◆ YOUR TASK
Quote the face recognition passage word for word, starting at "def extract_faces(content: bytes)" and ending at "if too large.".

We monitor an images/ directory using the built-in LocalFile source. All newly added files are automatically processed and indexed.

@cocoindex.flow_def(name="FaceRecognition")
def face_recognition_flow(flow_builder, data_scope):
data_scope["images"] = flow_builder.add_source(
cocoindex.sources.LocalFile(path="images", binary=True),
refresh_interval=datetime.timedelta(seconds=10),
)

This creates a table with filename and content fields. 📂

You can connect it to your S3 Buckets (with SQS integration, example) or Azure Blob store.

Detect and Extract Faces

We use the face_recognition library under the hood, powered by dlib’s CNN-based face detector. Since the model is slow on large images, we downscale wide images before detection.

@cocoindex.op.function(
cache=True,
behavior_version=1,
gpu=True,
arg_relationship=(cocoindex.op.ArgRelationship.RECTS_BASE_IMAGE, "content"),
)
def extract_faces(content: bytes) -> list[FaceBase]:
orig_img = Image.open(io.BytesIO(content)).convert("RGB")

# The model is too slow on large images, so we resize them if too large.
if orig_img.width > MAX_IMAGE_WIDTH:
ratio = orig_img.width * 1.0 / MAX_IMAGE_WIDTH
img = orig_img.resize(
(MAX_IMAGE_WIDTH, int(orig_img.height / ratio)),
resample=Image.Resampling.BICUBIC,
)
else:
ratio = 1.0
img = orig_img

# Extract face locations.
locs = face_recognition.face_locations(np.array(img), model="cnn")

faces: list[FaceBase] = []
for min_y, max_x, max_y, min_x in locs:
rect = ImageRect(
min_x=int(min_x * ratio),
min_y=int(min_y * ratio),
max_x=int(max_x * ratio),
max_y=int(max_y * ratio),
)

◆ SOURCE MATERIAL

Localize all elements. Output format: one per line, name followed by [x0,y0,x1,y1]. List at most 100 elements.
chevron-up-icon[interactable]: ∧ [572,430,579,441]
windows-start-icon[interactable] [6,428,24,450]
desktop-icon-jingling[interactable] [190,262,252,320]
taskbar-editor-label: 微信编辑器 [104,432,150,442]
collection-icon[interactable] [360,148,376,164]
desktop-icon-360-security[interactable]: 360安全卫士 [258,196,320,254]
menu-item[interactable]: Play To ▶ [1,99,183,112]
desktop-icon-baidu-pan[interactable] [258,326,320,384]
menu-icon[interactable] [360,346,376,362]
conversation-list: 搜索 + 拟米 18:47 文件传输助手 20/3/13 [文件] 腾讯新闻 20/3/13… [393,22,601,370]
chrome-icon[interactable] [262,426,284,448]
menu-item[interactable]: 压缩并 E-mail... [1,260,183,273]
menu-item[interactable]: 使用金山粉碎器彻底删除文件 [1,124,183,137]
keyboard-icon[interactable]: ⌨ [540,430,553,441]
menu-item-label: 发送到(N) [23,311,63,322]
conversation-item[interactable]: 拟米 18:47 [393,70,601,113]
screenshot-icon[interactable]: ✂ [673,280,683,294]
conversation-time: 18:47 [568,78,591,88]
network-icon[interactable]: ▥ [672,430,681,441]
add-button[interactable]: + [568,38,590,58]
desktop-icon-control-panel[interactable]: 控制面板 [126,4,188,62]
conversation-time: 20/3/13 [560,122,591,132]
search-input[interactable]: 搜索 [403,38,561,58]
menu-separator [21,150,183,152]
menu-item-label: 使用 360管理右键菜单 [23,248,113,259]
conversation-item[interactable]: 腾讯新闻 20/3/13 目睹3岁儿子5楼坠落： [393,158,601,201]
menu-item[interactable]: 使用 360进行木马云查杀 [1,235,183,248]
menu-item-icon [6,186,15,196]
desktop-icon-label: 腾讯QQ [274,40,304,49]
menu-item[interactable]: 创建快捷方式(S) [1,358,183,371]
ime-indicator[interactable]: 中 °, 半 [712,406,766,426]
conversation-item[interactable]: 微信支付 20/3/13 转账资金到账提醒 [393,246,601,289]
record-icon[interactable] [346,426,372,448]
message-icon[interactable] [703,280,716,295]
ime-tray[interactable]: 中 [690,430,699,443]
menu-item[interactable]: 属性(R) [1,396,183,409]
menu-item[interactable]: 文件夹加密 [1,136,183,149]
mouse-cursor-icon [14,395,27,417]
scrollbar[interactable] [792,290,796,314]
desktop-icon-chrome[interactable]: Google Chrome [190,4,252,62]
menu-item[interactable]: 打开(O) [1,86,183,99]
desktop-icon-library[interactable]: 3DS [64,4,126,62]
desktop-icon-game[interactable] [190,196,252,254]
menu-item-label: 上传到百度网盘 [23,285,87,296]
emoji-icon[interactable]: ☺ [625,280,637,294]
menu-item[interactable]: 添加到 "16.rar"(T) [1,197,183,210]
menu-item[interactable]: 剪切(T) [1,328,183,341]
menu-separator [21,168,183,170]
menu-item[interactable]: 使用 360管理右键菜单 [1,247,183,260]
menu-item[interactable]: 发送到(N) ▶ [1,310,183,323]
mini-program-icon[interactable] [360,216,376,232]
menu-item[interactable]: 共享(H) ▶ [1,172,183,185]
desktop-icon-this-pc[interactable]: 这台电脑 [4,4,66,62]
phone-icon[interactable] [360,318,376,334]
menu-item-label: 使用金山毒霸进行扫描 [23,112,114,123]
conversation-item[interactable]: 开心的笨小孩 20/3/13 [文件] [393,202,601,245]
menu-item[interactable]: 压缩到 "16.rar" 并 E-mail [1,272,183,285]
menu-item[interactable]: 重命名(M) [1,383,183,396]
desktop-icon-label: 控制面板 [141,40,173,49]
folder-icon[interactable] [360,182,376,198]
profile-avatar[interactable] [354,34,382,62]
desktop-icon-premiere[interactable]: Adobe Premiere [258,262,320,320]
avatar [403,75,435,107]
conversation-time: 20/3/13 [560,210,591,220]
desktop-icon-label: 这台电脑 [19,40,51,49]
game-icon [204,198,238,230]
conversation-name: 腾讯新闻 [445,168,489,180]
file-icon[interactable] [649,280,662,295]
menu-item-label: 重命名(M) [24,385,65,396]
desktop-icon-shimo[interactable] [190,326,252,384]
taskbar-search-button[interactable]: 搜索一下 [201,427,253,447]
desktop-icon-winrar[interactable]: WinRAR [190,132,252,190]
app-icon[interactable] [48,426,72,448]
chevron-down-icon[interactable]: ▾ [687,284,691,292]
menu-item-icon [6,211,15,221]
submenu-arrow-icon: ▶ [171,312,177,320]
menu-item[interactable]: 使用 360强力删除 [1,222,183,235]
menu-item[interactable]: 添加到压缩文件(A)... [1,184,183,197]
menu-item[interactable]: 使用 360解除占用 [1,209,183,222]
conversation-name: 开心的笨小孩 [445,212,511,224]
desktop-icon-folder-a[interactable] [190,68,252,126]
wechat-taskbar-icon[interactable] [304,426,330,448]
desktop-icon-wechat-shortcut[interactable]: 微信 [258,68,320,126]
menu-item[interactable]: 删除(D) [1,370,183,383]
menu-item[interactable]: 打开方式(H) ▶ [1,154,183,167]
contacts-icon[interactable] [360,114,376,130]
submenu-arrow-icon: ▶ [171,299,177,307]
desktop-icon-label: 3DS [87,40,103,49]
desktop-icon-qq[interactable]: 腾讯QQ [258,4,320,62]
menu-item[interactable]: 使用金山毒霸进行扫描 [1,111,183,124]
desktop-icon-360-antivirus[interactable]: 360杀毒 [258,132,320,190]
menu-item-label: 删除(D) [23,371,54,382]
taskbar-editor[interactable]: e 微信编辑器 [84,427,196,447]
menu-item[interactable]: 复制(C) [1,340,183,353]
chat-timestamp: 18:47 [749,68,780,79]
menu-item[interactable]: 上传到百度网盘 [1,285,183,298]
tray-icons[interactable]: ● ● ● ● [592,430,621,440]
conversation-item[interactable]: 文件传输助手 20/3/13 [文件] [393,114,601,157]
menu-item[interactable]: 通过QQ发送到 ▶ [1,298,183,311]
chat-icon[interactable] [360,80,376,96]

◆ EXERCISE RESULT
def extract_faces(content: bytes) -> list[FaceBase]:
orig_img = Image.open(io.BytesIO(content)).convert("RGB")

# The model is too slow on large images, so we resize them if too large.